=== Task statement ===
Keep only the lines of the listing that include the word "civil", and copy them.

(Items from a dataset)
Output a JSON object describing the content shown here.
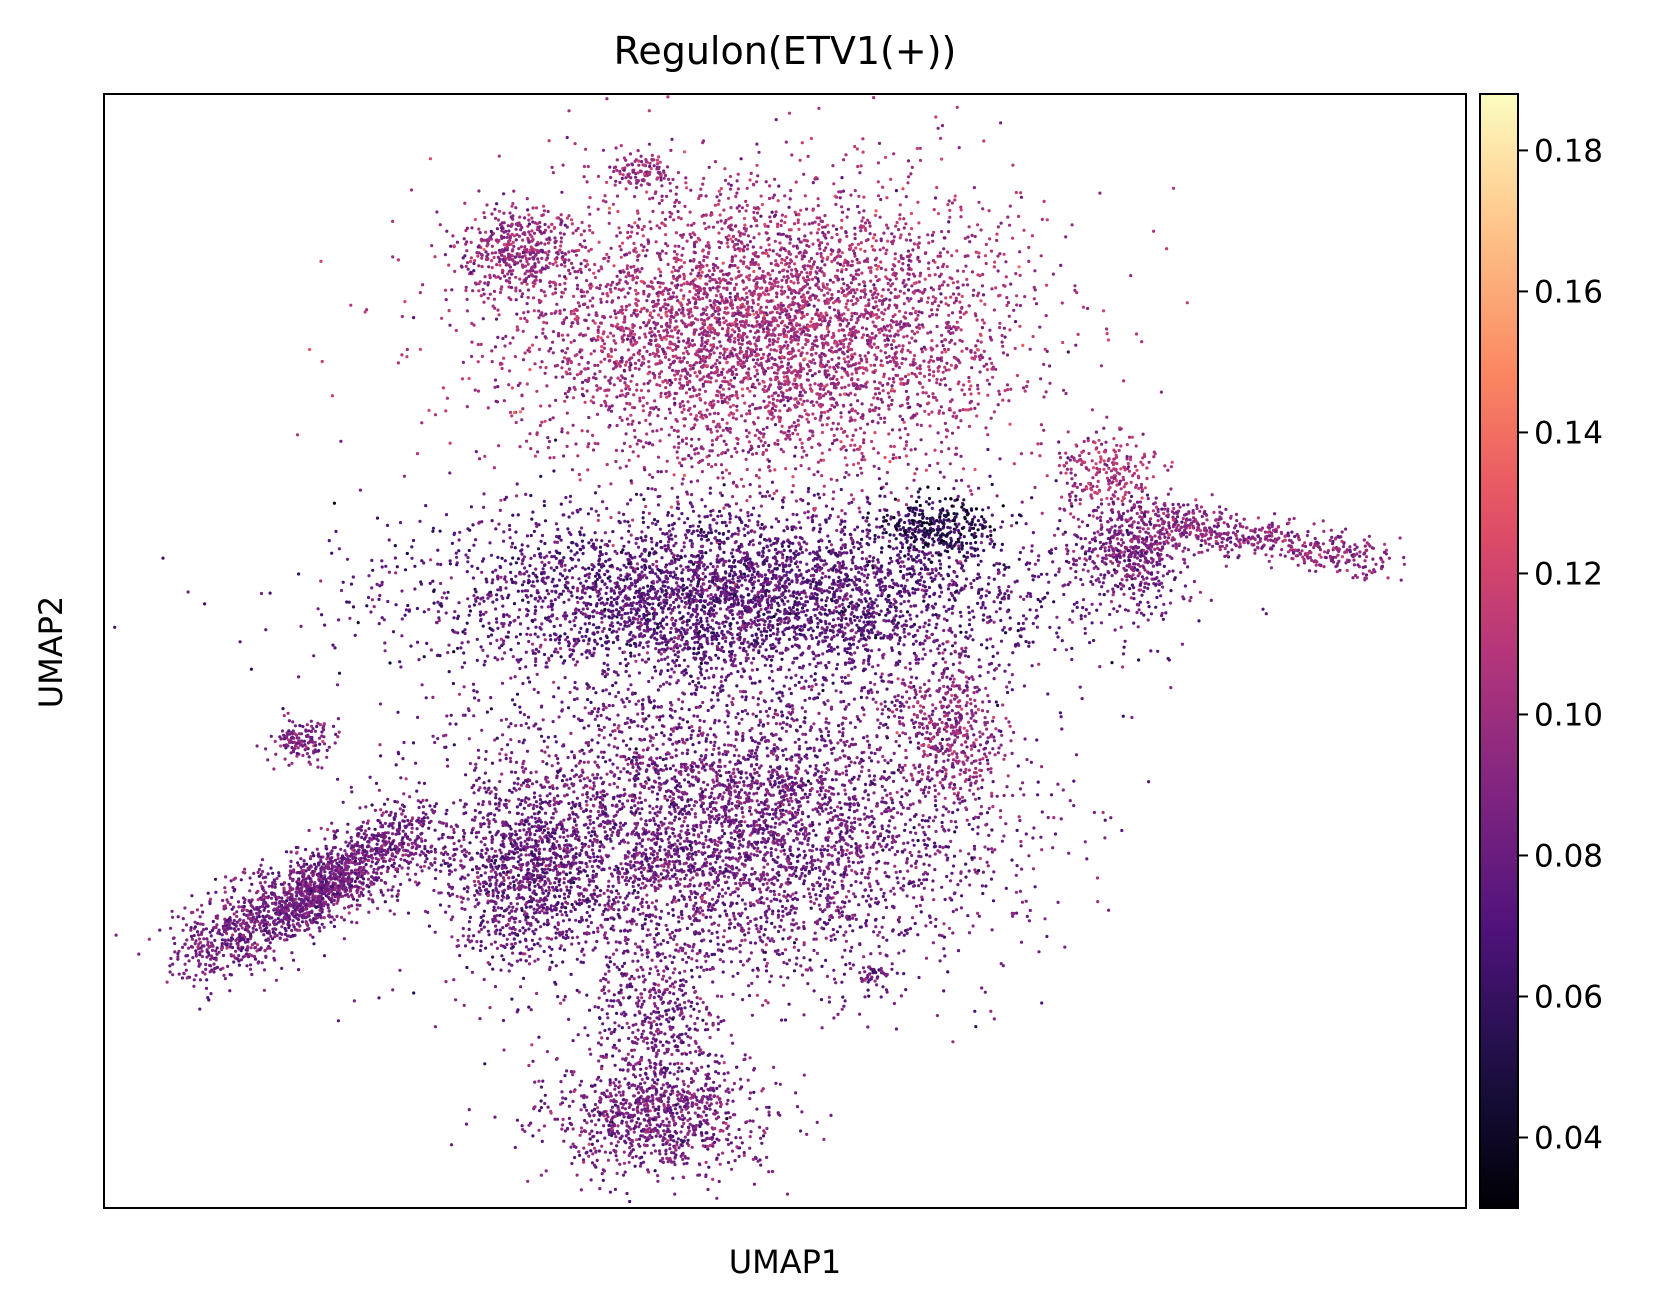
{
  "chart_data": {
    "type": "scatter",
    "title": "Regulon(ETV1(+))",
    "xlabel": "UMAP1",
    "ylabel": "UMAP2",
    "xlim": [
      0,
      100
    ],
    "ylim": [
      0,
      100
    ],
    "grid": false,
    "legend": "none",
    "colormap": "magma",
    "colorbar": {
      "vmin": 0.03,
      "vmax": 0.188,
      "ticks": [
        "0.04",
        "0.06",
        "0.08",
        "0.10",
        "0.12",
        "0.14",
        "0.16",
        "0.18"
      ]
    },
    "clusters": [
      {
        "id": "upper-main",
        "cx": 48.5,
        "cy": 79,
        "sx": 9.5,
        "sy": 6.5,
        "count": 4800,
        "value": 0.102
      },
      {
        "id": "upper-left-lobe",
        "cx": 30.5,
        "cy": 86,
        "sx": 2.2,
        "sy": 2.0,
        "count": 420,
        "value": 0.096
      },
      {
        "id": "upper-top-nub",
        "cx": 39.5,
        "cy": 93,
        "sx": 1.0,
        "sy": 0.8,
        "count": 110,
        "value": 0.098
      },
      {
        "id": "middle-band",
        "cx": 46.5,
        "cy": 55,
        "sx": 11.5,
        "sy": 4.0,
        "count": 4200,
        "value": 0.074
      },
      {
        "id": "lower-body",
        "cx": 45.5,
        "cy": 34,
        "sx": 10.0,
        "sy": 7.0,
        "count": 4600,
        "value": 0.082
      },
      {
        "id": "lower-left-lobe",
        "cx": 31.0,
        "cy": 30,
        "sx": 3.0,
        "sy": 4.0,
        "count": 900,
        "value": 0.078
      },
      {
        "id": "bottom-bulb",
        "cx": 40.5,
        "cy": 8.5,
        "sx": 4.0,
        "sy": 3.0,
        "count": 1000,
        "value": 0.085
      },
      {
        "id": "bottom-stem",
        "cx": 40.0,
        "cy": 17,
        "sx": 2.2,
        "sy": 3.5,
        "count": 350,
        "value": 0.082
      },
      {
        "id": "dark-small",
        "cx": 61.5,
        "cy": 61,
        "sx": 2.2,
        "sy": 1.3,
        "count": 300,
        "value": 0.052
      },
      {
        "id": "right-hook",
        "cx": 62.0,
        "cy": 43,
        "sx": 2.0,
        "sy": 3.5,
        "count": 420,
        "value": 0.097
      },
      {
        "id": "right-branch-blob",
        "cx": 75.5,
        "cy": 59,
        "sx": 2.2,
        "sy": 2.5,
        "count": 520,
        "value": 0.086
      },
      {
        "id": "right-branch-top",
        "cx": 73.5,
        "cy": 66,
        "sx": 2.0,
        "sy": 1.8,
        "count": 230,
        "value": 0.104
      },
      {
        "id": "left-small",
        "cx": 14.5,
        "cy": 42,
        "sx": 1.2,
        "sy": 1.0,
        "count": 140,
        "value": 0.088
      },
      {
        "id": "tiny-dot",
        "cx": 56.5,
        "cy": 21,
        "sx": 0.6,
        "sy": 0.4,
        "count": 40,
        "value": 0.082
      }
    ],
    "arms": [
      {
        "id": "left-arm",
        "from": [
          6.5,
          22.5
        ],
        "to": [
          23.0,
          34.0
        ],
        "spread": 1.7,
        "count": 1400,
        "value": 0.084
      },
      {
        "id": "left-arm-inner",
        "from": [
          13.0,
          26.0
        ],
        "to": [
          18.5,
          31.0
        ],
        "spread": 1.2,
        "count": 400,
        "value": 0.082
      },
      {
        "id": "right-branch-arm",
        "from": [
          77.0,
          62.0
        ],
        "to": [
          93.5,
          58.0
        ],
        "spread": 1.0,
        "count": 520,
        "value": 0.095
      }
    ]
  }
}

==

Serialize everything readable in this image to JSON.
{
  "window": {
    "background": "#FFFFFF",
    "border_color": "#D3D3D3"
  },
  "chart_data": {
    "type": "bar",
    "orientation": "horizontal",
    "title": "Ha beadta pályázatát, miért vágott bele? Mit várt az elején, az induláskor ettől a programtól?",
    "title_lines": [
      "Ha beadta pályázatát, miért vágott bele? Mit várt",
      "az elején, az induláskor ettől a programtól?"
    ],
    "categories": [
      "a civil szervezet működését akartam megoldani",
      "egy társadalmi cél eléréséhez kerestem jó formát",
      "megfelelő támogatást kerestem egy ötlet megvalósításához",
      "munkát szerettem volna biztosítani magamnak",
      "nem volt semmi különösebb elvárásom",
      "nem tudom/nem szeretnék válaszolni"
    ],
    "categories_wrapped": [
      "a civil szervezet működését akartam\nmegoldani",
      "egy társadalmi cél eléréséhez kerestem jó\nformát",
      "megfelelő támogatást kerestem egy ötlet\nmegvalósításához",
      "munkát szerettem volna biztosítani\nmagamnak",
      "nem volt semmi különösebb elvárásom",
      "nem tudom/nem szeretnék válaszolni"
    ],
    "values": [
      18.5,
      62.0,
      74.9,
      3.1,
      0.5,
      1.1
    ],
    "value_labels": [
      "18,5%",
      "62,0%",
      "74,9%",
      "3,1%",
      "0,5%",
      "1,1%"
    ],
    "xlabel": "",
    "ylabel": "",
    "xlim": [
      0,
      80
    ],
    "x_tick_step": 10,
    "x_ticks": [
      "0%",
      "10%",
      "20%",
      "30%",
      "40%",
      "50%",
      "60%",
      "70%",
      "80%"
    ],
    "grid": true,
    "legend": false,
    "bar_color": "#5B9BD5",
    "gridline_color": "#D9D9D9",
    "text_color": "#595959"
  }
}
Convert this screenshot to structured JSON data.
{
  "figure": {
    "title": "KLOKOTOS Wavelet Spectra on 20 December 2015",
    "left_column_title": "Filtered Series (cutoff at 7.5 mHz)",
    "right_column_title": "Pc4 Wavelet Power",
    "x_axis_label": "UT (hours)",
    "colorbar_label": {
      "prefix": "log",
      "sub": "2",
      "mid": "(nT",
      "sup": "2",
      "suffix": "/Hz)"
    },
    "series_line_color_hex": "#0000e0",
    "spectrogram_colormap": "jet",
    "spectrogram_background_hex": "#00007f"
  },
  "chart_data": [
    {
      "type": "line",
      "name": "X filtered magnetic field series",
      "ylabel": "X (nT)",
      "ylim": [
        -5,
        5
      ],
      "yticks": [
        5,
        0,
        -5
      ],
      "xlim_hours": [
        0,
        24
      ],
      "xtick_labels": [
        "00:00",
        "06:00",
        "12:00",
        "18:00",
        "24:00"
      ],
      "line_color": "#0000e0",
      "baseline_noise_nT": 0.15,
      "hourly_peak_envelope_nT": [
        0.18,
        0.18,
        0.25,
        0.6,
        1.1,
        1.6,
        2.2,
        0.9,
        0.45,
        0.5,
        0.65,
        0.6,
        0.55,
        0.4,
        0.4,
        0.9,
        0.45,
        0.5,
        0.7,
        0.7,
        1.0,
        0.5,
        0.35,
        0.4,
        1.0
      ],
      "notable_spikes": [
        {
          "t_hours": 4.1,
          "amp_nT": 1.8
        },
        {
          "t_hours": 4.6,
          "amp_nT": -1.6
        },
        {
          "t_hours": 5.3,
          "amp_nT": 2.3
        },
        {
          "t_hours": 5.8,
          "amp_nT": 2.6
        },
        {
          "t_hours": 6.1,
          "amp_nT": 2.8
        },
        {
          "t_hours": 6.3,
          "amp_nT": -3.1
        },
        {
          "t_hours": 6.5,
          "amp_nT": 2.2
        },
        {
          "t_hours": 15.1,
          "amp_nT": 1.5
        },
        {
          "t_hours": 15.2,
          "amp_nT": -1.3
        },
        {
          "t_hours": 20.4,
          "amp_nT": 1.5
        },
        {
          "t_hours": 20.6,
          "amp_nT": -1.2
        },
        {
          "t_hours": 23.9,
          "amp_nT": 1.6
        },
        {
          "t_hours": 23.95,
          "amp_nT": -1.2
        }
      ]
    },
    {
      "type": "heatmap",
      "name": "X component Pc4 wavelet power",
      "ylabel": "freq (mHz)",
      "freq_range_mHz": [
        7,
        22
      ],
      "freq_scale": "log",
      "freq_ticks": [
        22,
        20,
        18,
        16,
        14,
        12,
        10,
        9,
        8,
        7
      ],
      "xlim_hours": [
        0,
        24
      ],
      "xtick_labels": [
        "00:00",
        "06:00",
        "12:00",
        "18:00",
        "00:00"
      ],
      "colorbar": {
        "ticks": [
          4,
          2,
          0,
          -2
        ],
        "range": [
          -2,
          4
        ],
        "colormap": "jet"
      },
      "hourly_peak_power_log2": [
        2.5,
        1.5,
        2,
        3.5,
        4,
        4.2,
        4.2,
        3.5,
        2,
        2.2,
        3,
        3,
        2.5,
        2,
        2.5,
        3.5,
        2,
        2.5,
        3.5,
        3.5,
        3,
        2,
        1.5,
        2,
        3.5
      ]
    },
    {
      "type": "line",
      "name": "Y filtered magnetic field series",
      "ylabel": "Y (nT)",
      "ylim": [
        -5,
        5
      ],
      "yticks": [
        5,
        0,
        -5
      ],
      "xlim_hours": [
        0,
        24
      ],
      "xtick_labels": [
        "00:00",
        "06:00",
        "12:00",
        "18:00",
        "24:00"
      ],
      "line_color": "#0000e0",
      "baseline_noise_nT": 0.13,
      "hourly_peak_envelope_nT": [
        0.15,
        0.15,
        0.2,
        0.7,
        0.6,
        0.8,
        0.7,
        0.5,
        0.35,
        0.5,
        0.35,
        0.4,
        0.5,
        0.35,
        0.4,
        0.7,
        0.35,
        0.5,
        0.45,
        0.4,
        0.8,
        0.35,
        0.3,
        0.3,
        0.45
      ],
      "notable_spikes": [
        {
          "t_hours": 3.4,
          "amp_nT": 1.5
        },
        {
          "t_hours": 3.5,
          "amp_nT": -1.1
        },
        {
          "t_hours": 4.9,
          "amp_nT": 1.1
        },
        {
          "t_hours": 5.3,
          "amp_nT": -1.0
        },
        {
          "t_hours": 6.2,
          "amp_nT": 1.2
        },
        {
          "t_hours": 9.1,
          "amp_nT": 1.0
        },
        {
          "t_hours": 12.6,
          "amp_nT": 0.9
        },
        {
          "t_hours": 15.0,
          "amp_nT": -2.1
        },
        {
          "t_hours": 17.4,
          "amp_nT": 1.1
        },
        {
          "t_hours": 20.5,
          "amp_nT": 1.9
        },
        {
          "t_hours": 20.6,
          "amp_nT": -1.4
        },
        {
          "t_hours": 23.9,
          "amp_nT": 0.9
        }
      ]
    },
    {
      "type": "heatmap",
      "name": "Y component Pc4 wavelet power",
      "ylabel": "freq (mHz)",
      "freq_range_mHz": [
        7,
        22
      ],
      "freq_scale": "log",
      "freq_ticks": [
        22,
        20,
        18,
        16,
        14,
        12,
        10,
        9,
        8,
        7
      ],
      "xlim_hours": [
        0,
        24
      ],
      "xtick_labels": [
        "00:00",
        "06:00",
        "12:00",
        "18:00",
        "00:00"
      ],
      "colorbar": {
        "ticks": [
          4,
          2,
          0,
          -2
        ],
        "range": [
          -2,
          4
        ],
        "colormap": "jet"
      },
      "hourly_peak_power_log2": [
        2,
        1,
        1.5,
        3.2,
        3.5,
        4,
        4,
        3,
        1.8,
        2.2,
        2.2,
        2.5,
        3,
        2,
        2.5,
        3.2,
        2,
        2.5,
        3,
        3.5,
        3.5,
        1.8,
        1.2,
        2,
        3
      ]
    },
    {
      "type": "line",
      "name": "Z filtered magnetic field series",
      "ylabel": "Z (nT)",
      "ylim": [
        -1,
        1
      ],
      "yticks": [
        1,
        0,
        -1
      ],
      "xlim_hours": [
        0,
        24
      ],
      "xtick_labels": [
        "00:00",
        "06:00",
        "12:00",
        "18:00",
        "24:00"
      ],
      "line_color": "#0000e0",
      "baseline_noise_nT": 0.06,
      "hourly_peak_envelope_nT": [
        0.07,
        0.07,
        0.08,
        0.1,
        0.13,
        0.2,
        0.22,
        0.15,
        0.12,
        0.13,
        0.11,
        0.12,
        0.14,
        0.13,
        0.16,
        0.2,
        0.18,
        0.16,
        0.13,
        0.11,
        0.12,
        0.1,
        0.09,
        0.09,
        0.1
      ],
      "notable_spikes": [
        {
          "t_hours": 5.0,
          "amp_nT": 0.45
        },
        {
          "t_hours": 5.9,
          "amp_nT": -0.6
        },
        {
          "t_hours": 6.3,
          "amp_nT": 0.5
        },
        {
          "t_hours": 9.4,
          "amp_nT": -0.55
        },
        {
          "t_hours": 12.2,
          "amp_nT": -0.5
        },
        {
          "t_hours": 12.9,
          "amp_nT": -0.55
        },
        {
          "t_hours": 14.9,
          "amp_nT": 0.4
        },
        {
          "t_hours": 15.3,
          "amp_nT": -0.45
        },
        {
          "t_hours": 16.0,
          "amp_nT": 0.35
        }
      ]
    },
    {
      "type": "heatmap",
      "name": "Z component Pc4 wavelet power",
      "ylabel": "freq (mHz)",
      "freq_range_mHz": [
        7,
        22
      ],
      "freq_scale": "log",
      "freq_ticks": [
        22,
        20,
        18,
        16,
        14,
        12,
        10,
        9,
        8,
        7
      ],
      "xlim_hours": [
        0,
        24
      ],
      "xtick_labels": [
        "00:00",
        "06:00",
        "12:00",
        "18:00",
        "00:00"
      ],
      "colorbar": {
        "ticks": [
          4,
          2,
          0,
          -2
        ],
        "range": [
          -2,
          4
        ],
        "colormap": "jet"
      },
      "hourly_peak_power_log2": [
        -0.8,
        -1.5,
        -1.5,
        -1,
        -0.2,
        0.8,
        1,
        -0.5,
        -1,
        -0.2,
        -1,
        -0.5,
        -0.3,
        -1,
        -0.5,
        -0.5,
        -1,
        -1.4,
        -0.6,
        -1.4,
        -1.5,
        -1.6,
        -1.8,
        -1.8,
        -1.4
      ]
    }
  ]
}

==

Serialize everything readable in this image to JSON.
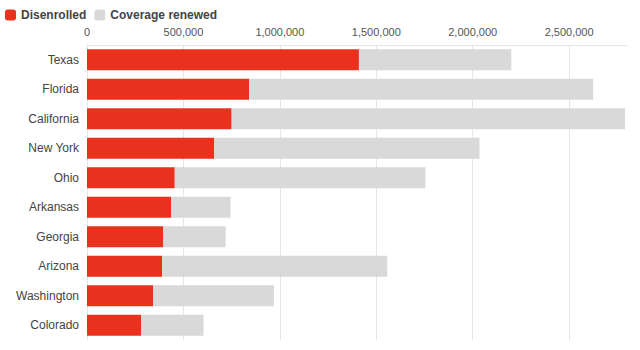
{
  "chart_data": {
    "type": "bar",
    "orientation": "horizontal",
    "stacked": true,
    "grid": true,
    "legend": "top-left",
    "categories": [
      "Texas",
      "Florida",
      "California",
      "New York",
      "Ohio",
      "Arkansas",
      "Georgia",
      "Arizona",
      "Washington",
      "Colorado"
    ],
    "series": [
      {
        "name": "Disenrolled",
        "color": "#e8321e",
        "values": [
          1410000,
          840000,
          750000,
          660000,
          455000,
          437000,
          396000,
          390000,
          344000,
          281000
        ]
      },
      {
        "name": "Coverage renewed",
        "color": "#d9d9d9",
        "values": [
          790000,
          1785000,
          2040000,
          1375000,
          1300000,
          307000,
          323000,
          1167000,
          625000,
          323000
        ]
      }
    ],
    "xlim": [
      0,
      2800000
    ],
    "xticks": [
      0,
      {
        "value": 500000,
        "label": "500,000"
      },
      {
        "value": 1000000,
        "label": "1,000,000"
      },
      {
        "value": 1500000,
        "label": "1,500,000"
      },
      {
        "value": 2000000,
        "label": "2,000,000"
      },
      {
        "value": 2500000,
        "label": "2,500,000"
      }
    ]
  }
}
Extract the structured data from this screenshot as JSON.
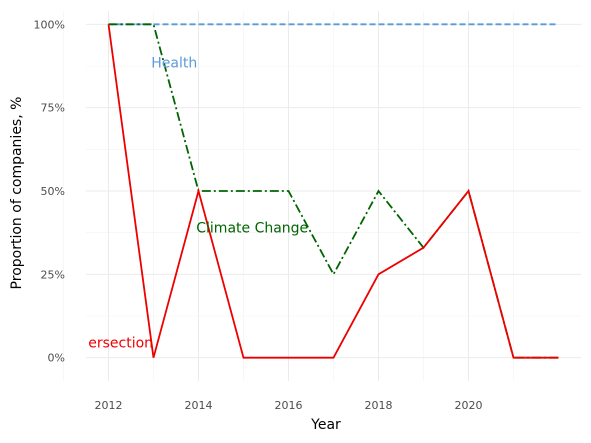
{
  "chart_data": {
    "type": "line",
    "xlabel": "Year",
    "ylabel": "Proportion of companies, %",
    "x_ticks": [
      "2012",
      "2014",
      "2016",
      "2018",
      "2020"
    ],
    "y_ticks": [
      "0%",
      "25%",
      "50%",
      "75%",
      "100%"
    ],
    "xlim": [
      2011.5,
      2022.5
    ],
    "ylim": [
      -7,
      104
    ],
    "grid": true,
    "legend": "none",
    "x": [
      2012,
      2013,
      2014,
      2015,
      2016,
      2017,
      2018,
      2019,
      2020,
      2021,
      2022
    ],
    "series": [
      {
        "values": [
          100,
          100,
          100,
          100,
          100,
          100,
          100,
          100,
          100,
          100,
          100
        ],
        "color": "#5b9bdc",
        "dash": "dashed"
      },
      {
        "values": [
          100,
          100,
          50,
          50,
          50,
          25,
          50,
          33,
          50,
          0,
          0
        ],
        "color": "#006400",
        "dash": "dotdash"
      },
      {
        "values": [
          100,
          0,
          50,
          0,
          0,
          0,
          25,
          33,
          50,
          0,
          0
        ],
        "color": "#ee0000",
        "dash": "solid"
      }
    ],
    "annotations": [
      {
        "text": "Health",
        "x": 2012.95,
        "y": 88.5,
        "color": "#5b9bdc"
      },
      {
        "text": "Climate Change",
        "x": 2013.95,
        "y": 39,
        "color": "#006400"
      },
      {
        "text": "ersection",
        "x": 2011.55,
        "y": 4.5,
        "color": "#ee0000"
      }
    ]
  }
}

=== Problem solution ===
      "a civil szervezet működését akartam megoldani",
      "a civil szervezet működését akartam\nmegoldani",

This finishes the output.